Please output every line of the material as it stands, without the pictures.

Input for this task:
========================================

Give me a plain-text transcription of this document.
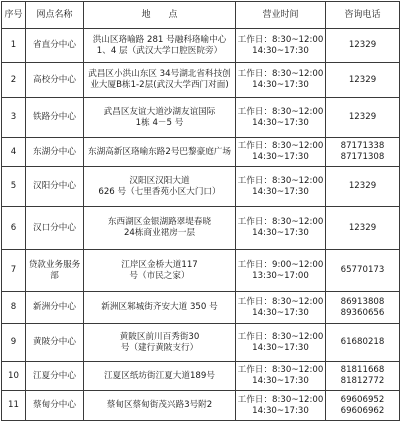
序号	网点名称	地　　点	营业时间	咨询电话
1	省直分中心	洪山区珞喻路 281 号融科珞喻中心
1、4 层（武汉大学口腔医院旁）	工作日：8:30~12:00
14:30~17:30	12329

2	高校分中心	武昌区小洪山东区 34号湖北省科技创
业大厦B栋1-2层(武汉大学西门对面)	工作日：8:30~12:00
14:30~17:30	12329

3	铁路分中心	武昌区友谊大道沙湖友谊国际
1栋 4－5 号	工作日：8:30~12:00
14:30~17:30	12329

4	东湖分中心	东湖高新区珞喻东路2号巴黎豪庭广场	工作日：8:30~12:00
14:30~17:30	87171338
87171308

5	汉阳分中心	汉阳区汉阳大道
626 号（七里香苑小区大门口）	工作日：8:30~12:00
14:30~17:30	12329

6	汉口分中心	东西湖区金银湖路翠堤春晓
24栋商业裙房一层	工作日：8:30~12:00
14:30~17:30	12329

7	贷款业务服务部	江岸区金桥大道117
号（市民之家）	工作日：9:00~12:00
13:30~17:00	65770173

8	新洲分中心	新洲区邾城街齐安大道 350 号	工作日：8:30~12:00
14:30~17:30	86913808
89360656

9	黄陂分中心	黄陂区前川百秀街30
号（建行黄陂支行）	工作日：8:30~12:00
14:30~17:30	61680218

10	江夏分中心	江夏区纸坊街江夏大道189号	工作日：8:30~12:00
14:30~17:30	81811668
81812772

11	蔡甸分中心	蔡甸区蔡甸街茂兴路3号附2	工作日：8:30~12:00
14:30~17:30	69606952
69606962
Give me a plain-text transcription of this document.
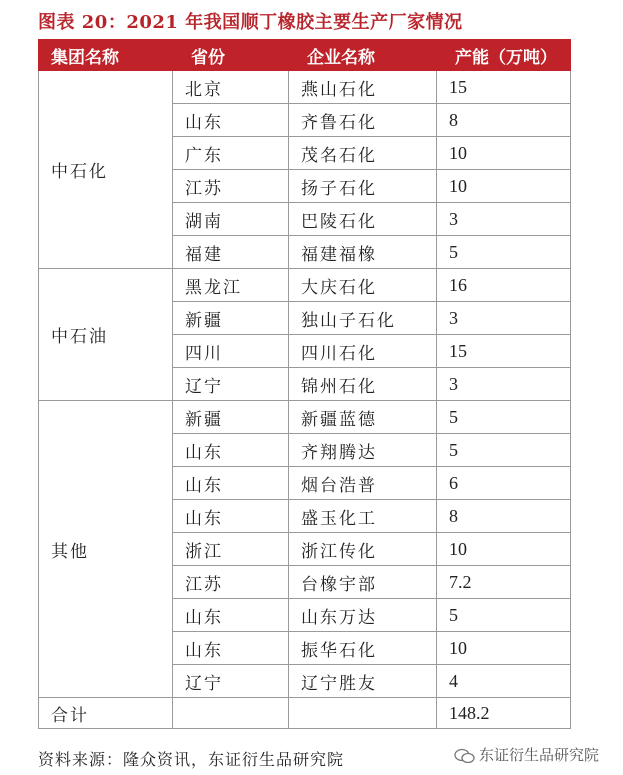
图表 20：2021 年我国顺丁橡胶主要生产厂家情况
集团名称	省份	企业名称	产能（万吨）
中石化	北京	燕山石化	15
	山东	齐鲁石化	8
	广东	茂名石化	10
	江苏	扬子石化	10
	湖南	巴陵石化	3
	福建	福建福橡	5
中石油	黑龙江	大庆石化	16
	新疆	独山子石化	3
	四川	四川石化	15
	辽宁	锦州石化	3
其他	新疆	新疆蓝德	5
	山东	齐翔腾达	5
	山东	烟台浩普	6
	山东	盛玉化工	8
	浙江	浙江传化	10
	江苏	台橡宇部	7.2
	山东	山东万达	5
	山东	振华石化	10
	辽宁	辽宁胜友	4
合计			148.2
资料来源：隆众资讯，东证衍生品研究院	东证衍生品研究院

========================================

Complete answer:
Give me a plain-text transcription of this document.
序号	网点名称	地　　点	营业时间	咨询电话
1	省直分中心	洪山区珞喻路 281 号融科珞喻中心
1、4 层（武汉大学口腔医院旁）	工作日：8:30~12:00
14:30~17:30	12329

2	高校分中心	武昌区小洪山东区 34号湖北省科技创
业大厦B栋1-2层(武汉大学西门对面)	工作日：8:30~12:00
14:30~17:30	12329

3	铁路分中心	武昌区友谊大道沙湖友谊国际
1栋 4－5 号	工作日：8:30~12:00
14:30~17:30	12329

4	东湖分中心	东湖高新区珞喻东路2号巴黎豪庭广场	工作日：8:30~12:00
14:30~17:30	87171338
87171308

5	汉阳分中心	汉阳区汉阳大道
626 号（七里香苑小区大门口）	工作日：8:30~12:00
14:30~17:30	12329

6	汉口分中心	东西湖区金银湖路翠堤春晓
24栋商业裙房一层	工作日：8:30~12:00
14:30~17:30	12329

7	贷款业务服务部	江岸区金桥大道117
号（市民之家）	工作日：9:00~12:00
13:30~17:00	65770173

8	新洲分中心	新洲区邾城街齐安大道 350 号	工作日：8:30~12:00
14:30~17:30	86913808
89360656

9	黄陂分中心	黄陂区前川百秀街30
号（建行黄陂支行）	工作日：8:30~12:00
14:30~17:30	61680218

10	江夏分中心	江夏区纸坊街江夏大道189号	工作日：8:30~12:00
14:30~17:30	81811668
81812772

11	蔡甸分中心	蔡甸区蔡甸街茂兴路3号附2	工作日：8:30~12:00
14:30~17:30	69606952
69606962
Give me a plain-text transcription of this document.
图表 20：2021 年我国顺丁橡胶主要生产厂家情况
集团名称	省份	企业名称	产能（万吨）
中石化	北京	燕山石化	15
	山东	齐鲁石化	8
	广东	茂名石化	10
	江苏	扬子石化	10
	湖南	巴陵石化	3
	福建	福建福橡	5
中石油	黑龙江	大庆石化	16
	新疆	独山子石化	3
	四川	四川石化	15
	辽宁	锦州石化	3
其他	新疆	新疆蓝德	5
	山东	齐翔腾达	5
	山东	烟台浩普	6
	山东	盛玉化工	8
	浙江	浙江传化	10
	江苏	台橡宇部	7.2
	山东	山东万达	5
	山东	振华石化	10
	辽宁	辽宁胜友	4
合计			148.2
资料来源：隆众资讯，东证衍生品研究院	东证衍生品研究院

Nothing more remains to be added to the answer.